Aim of the exercise: Take each line containing the word "những" and copy it.

Given entries:
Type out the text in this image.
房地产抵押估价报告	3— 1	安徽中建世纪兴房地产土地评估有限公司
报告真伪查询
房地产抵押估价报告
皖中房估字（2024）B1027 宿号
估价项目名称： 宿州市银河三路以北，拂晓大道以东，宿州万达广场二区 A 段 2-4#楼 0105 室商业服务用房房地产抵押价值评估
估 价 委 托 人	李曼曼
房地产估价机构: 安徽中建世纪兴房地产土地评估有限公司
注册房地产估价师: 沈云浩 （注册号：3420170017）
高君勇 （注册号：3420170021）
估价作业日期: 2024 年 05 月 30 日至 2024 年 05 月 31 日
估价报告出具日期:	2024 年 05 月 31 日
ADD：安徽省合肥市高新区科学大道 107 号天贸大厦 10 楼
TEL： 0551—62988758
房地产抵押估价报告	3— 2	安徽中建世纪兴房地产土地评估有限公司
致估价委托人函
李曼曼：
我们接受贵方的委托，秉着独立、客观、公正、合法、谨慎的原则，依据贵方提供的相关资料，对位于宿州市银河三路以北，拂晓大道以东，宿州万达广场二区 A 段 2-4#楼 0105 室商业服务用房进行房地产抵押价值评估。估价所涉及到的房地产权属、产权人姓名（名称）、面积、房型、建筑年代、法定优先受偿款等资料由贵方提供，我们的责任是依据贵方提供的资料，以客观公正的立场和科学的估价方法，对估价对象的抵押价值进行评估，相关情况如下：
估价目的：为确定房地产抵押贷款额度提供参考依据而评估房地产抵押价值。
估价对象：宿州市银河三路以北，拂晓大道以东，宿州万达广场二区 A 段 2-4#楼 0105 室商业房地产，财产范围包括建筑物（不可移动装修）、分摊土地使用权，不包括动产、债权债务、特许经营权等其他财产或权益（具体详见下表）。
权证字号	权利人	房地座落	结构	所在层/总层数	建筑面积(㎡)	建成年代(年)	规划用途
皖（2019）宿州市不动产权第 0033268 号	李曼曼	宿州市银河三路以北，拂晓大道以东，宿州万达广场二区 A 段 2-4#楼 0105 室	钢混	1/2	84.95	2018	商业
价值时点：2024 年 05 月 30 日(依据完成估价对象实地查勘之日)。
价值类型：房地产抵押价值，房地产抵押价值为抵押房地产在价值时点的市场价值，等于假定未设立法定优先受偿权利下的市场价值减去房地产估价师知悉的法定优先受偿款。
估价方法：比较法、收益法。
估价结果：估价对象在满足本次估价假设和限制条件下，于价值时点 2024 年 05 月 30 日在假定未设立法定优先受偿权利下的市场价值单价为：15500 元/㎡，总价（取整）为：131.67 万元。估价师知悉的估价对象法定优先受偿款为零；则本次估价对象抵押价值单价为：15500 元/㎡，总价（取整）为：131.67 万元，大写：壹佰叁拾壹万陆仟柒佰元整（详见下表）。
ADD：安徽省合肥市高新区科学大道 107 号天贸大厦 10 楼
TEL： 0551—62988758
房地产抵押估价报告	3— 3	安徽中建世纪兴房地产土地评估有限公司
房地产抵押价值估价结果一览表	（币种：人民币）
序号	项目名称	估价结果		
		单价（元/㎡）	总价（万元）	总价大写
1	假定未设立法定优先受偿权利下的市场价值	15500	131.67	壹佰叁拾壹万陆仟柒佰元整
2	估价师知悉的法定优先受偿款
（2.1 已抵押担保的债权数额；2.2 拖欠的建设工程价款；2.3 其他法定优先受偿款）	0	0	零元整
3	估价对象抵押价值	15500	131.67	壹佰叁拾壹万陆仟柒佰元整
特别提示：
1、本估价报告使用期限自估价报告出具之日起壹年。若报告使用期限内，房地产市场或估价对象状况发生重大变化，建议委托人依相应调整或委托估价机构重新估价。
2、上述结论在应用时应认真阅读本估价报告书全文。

...

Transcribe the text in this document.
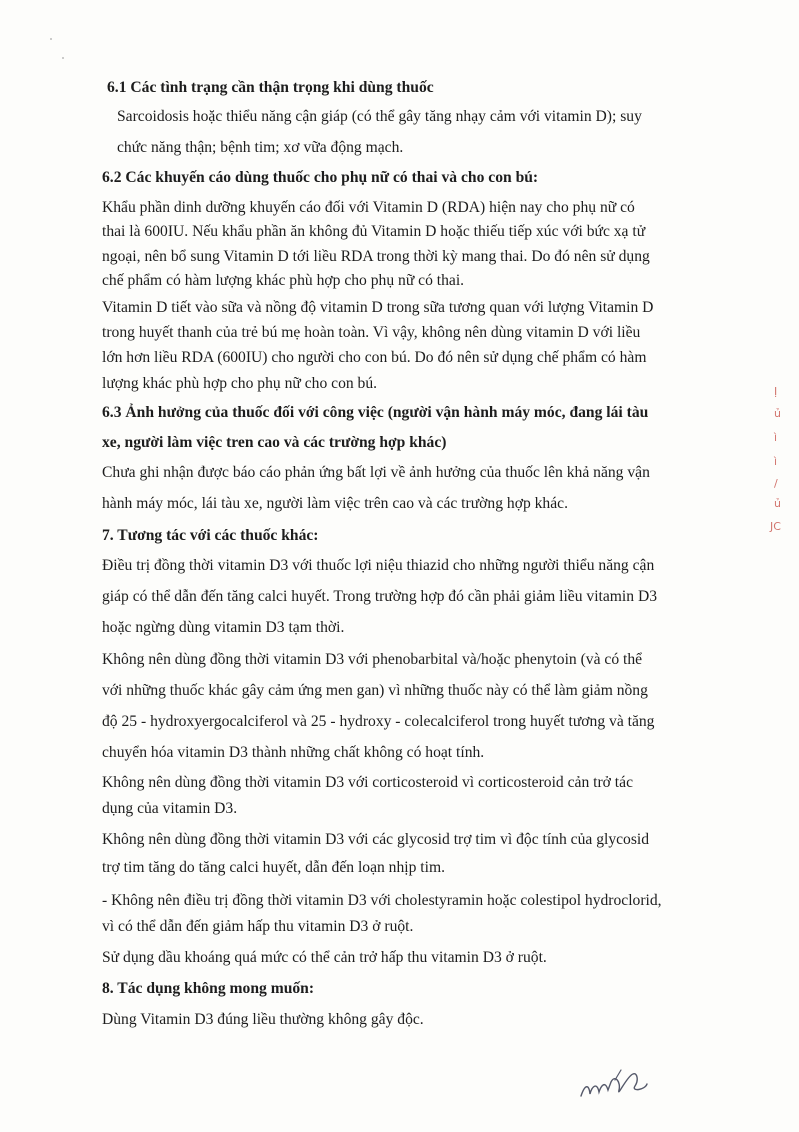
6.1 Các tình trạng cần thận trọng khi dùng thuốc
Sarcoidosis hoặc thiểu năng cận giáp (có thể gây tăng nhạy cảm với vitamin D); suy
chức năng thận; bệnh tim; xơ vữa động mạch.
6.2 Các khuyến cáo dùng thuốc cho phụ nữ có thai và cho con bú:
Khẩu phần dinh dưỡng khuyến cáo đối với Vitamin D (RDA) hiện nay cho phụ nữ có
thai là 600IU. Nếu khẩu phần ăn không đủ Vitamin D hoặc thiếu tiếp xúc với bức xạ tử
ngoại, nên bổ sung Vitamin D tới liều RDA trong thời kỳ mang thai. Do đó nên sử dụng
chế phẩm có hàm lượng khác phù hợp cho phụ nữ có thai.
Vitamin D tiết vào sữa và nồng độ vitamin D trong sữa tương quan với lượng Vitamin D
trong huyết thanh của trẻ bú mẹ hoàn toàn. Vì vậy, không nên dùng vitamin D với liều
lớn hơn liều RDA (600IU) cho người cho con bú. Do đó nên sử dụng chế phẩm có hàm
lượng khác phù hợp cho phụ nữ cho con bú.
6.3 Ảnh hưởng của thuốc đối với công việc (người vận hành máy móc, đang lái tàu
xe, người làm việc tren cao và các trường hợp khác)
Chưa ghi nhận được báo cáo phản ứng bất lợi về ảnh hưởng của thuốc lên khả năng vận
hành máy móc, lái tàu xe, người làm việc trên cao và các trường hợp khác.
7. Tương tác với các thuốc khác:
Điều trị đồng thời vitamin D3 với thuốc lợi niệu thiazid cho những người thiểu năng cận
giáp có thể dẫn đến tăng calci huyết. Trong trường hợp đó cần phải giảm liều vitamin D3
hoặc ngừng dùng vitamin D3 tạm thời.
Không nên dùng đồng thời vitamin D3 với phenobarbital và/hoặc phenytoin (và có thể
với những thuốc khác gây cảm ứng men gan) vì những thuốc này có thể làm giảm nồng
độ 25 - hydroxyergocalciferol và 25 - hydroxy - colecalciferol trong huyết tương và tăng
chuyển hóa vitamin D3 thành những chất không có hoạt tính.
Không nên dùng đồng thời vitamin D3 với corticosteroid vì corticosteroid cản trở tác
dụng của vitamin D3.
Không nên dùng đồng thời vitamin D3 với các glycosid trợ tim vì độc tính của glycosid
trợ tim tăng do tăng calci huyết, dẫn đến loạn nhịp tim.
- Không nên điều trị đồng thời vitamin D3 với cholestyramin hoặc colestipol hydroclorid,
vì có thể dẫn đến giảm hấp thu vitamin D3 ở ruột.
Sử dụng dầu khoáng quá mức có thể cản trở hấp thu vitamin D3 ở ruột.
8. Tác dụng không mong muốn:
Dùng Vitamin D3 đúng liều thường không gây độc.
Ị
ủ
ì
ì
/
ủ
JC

The completed task:
Điều trị đồng thời vitamin D3 với thuốc lợi niệu thiazid cho những người thiểu năng cận
với những thuốc khác gây cảm ứng men gan) vì những thuốc này có thể làm giảm nồng
chuyển hóa vitamin D3 thành những chất không có hoạt tính.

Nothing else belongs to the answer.